Render the lines from the one containing "545 594 586</box>" to the one containing "section-heading: 合同的管理 <box>103", both included, as a JSON list of strings with one string per line. Leave out blank lines.

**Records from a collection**
******
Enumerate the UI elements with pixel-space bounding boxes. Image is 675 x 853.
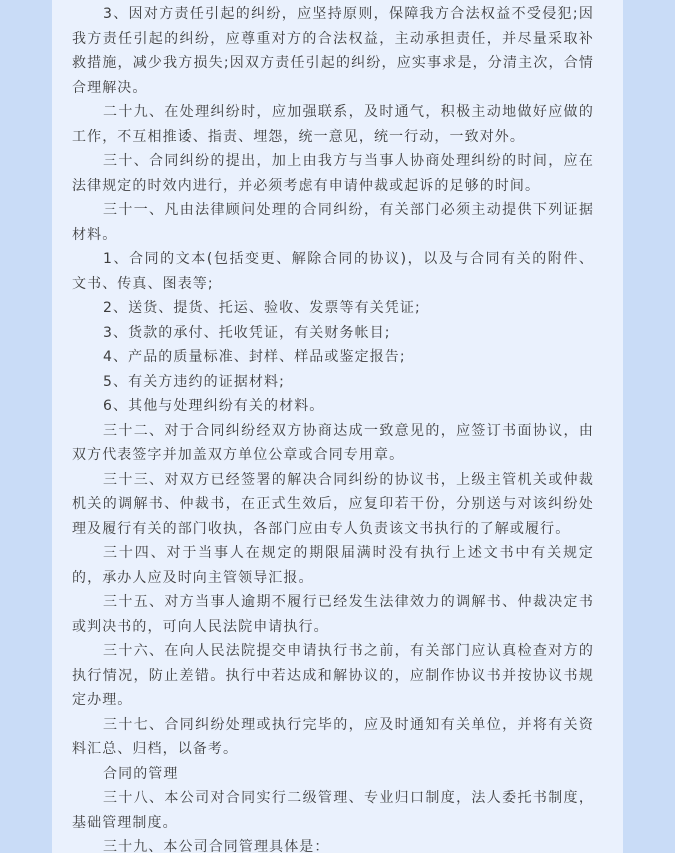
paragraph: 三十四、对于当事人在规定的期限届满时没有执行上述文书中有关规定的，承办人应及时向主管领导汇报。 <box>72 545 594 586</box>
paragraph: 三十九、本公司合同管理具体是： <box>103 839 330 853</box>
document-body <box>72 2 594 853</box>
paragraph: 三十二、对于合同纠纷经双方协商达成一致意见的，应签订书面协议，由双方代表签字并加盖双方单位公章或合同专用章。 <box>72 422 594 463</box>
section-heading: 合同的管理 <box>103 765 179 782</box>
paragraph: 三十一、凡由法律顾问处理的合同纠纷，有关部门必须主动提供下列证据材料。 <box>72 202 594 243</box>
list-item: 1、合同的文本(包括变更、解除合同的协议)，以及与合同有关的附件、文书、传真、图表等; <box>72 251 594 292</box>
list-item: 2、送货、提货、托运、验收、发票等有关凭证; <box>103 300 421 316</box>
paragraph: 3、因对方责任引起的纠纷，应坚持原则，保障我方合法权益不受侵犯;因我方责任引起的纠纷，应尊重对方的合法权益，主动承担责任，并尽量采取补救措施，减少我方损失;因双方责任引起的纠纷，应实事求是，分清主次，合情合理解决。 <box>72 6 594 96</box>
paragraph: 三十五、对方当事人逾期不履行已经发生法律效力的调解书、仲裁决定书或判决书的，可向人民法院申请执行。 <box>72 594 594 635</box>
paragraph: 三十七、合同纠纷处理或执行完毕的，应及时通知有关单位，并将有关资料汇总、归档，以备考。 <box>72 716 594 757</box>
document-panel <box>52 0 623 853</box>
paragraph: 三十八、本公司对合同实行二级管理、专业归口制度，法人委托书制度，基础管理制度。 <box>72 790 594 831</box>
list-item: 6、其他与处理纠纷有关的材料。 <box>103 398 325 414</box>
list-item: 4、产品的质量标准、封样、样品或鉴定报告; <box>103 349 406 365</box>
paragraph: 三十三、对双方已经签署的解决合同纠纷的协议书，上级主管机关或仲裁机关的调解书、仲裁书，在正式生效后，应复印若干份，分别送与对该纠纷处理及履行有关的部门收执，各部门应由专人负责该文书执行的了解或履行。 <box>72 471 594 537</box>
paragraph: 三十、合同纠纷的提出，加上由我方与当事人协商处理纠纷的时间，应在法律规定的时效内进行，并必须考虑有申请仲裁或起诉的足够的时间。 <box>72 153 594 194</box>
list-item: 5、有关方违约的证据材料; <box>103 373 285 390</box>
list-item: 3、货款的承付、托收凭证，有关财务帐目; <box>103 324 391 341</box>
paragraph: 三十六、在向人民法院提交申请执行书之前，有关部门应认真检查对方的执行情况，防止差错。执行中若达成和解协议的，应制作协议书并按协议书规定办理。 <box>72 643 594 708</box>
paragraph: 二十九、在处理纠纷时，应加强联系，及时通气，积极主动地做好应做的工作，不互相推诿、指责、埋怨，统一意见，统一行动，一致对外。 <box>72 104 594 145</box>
******
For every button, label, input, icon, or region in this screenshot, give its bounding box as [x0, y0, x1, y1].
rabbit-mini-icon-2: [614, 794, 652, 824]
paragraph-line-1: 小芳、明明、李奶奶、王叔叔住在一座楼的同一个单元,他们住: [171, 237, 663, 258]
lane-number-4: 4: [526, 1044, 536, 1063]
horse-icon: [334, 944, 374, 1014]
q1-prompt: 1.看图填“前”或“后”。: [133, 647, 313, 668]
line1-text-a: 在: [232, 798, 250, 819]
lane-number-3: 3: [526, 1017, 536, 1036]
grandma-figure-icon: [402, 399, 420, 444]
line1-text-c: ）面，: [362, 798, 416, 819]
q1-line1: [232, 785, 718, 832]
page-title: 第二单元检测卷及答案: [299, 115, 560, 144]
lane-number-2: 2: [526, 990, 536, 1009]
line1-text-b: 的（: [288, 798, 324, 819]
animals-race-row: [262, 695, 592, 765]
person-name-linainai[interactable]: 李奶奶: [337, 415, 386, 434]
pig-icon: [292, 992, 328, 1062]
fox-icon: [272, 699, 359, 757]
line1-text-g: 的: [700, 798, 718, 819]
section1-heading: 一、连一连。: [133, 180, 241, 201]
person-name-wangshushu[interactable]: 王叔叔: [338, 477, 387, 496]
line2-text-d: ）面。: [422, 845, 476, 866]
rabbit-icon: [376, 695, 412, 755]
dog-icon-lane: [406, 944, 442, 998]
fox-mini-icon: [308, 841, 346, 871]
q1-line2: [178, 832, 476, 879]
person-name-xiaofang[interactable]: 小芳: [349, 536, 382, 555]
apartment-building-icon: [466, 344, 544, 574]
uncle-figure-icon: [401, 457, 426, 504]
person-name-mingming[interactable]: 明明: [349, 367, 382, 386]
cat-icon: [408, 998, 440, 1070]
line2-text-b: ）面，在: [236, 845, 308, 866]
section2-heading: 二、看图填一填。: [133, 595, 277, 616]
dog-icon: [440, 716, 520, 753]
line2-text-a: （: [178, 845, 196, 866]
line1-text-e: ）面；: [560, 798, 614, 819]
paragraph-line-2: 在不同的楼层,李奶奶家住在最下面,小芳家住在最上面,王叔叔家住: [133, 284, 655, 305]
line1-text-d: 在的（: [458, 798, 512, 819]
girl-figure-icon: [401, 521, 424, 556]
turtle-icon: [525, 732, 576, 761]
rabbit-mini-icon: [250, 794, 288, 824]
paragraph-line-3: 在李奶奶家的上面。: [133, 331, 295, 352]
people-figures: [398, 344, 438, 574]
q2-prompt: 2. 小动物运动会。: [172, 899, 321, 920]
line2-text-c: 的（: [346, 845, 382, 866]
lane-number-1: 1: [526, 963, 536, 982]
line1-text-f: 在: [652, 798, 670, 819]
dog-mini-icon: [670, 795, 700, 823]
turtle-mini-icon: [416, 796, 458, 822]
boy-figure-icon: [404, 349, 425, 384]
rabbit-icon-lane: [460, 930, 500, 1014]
******
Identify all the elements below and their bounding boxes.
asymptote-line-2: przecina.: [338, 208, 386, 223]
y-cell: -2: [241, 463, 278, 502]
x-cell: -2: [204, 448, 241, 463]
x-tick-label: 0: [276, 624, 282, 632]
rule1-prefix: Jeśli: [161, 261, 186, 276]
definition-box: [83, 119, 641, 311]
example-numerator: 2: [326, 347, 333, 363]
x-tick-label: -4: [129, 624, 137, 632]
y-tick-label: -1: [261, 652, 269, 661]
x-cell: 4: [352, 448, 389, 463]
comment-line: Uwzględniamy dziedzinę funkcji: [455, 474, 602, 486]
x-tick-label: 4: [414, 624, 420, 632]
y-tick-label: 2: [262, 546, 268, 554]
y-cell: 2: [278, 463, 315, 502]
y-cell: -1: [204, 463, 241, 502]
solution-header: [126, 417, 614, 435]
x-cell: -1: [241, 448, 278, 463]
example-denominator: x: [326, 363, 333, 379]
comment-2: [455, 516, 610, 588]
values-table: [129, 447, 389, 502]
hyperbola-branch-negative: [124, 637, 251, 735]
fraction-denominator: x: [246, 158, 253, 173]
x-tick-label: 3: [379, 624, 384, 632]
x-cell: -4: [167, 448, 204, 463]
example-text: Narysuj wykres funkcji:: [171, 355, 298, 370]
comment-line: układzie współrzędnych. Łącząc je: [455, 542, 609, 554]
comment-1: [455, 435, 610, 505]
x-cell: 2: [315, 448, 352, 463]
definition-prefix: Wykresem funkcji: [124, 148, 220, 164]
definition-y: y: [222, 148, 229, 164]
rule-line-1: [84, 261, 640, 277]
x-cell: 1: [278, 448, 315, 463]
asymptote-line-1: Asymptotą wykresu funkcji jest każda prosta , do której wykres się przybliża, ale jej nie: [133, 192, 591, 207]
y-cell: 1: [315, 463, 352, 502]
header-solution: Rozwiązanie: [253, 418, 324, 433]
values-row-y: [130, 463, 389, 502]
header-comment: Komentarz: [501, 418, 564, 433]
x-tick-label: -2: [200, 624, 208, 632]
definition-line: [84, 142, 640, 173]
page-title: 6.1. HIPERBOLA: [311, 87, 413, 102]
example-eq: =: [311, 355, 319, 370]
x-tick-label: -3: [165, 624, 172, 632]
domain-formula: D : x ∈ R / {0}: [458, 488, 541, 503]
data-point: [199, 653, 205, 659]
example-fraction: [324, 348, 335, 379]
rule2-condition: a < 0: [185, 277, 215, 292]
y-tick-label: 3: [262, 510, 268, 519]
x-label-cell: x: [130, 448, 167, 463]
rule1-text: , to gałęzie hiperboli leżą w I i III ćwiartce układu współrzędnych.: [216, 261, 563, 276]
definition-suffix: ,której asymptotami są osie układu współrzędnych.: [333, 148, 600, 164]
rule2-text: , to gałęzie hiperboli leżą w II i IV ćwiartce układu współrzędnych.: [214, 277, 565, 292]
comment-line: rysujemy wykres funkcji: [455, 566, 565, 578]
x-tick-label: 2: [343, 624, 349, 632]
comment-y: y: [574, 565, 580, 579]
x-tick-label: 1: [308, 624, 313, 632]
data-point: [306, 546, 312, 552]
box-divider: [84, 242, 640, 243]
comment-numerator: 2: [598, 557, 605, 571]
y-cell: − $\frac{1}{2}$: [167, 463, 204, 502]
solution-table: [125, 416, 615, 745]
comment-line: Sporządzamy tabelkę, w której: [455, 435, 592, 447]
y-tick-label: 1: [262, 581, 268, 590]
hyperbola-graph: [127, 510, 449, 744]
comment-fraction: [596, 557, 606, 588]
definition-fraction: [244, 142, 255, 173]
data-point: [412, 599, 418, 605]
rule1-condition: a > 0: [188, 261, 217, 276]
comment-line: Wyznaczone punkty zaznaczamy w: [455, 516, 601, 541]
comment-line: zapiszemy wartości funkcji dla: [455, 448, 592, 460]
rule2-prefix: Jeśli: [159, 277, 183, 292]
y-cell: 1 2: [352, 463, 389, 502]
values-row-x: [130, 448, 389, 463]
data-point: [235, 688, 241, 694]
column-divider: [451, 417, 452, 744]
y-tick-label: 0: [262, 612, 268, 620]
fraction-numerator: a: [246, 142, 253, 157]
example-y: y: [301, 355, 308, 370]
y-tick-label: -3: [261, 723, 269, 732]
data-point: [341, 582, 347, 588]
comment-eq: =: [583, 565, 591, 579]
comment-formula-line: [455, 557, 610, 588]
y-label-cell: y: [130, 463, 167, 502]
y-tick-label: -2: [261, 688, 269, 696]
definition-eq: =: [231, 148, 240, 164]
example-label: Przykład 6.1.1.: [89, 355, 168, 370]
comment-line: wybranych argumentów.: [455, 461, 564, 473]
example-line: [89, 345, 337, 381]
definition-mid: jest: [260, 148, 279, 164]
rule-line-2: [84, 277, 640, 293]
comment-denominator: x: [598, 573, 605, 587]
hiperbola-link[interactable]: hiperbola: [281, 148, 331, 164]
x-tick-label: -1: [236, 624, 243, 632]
******
**Answer to the problem**
[
  "paragraph: 三十四、对于当事人在规定的期限届满时没有执行上述文书中有关规定的，承办人应及时向主管领导汇报。 <box>72 545 594 586</box>",
  "paragraph: 三十九、本公司合同管理具体是： <box>103 839 330 853</box>",
  "document-body <box>72 2 594 853</box>",
  "paragraph: 三十二、对于合同纠纷经双方协商达成一致意见的，应签订书面协议，由双方代表签字并加盖双方单位公章或合同专用章。 <box>72 422 594 463</box>",
  "section-heading: 合同的管理 <box>103 765 179 782</box>"
]